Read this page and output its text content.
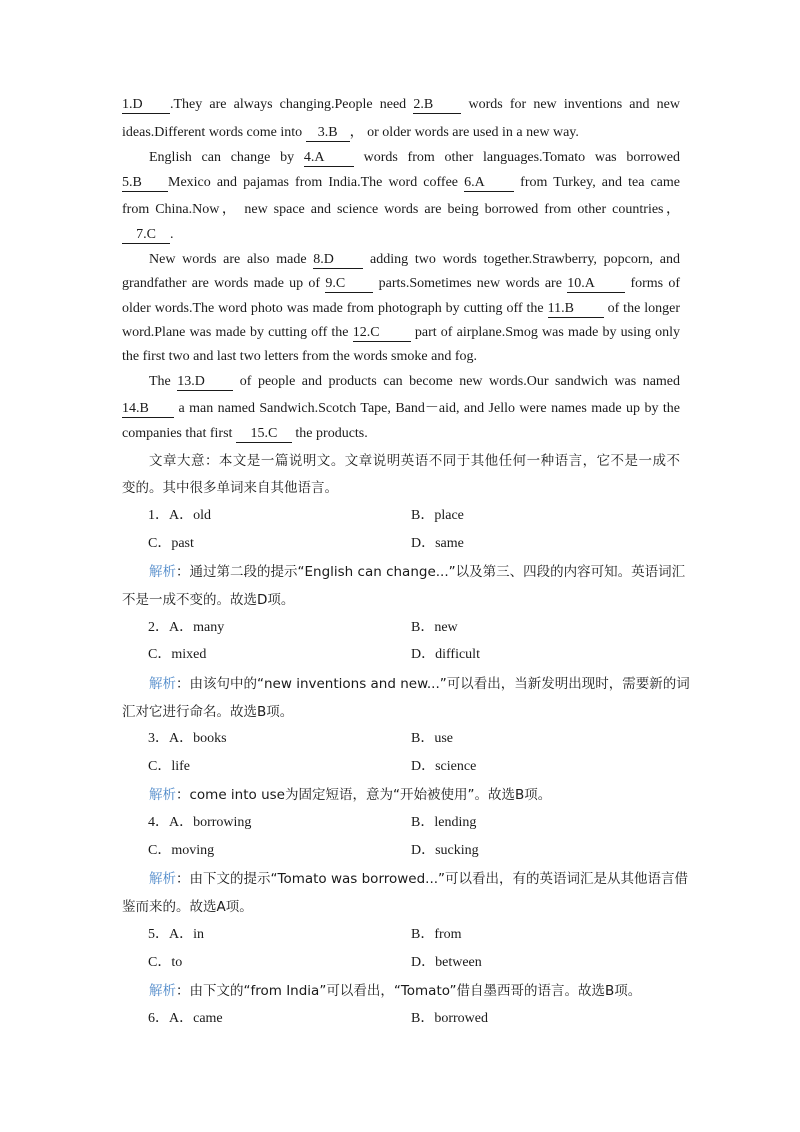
1.D .They are always changing.People need 2.B	words for new inventions and new
ideas.Different words come into 3.B ， or older words are used in a new way.
English can change by 4.A	words from other languages.Tomato was borrowed
5.B Mexico and pajamas from India.The word coffee 6.A	from Turkey, and tea came
from China.Now， new space and science words are being borrowed from other countries，
7.C .
New words are also made 8.D	adding two words together.Strawberry, popcorn, and
grandfather are words made up of 9.C parts.Sometimes new words are 10.A	forms of
older words.The word photo was made from photograph by cutting off the 11.B of the longer
word.Plane was made by cutting off the 12.C	part of airplane.Smog was made by using only
the first two and last two letters from the words smoke and fog.
The 13.D of people and products can become new words.Our sandwich was named
14.B a man named Sandwich.Scotch Tape, Band－aid, and Jello were names made up by the
companies that first 15.C the products.
文章大意：本文是一篇说明文。文章说明英语不同于其他任何一种语言，它不是一成不
变的。其中很多单词来自其他语言。
1．A．old	B．place
C．past	D．same
解析：通过第二段的提示“English can change...”以及第三、四段的内容可知。英语词汇
不是一成不变的。故选D项。
2．A．many	B．new
C．mixed	D．difficult
解析：由该句中的“new inventions and new...”可以看出，当新发明出现时，需要新的词
汇对它进行命名。故选B项。
3．A．books	B．use
C．life	D．science
解析：come into use为固定短语，意为“开始被使用”。故选B项。
4．A．borrowing	B．lending
C．moving	D．sucking
解析：由下文的提示“Tomato was borrowed...”可以看出，有的英语词汇是从其他语言借
鉴而来的。故选A项。
5．A．in	B．from
C．to	D．between
解析：由下文的“from India”可以看出，“Tomato”借自墨西哥的语言。故选B项。
6．A．came	B．borrowed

• _Task requirements_
A line counts if it holds the word "inventions". How many lines of the entries count? Give the number only.

• _Answer_
2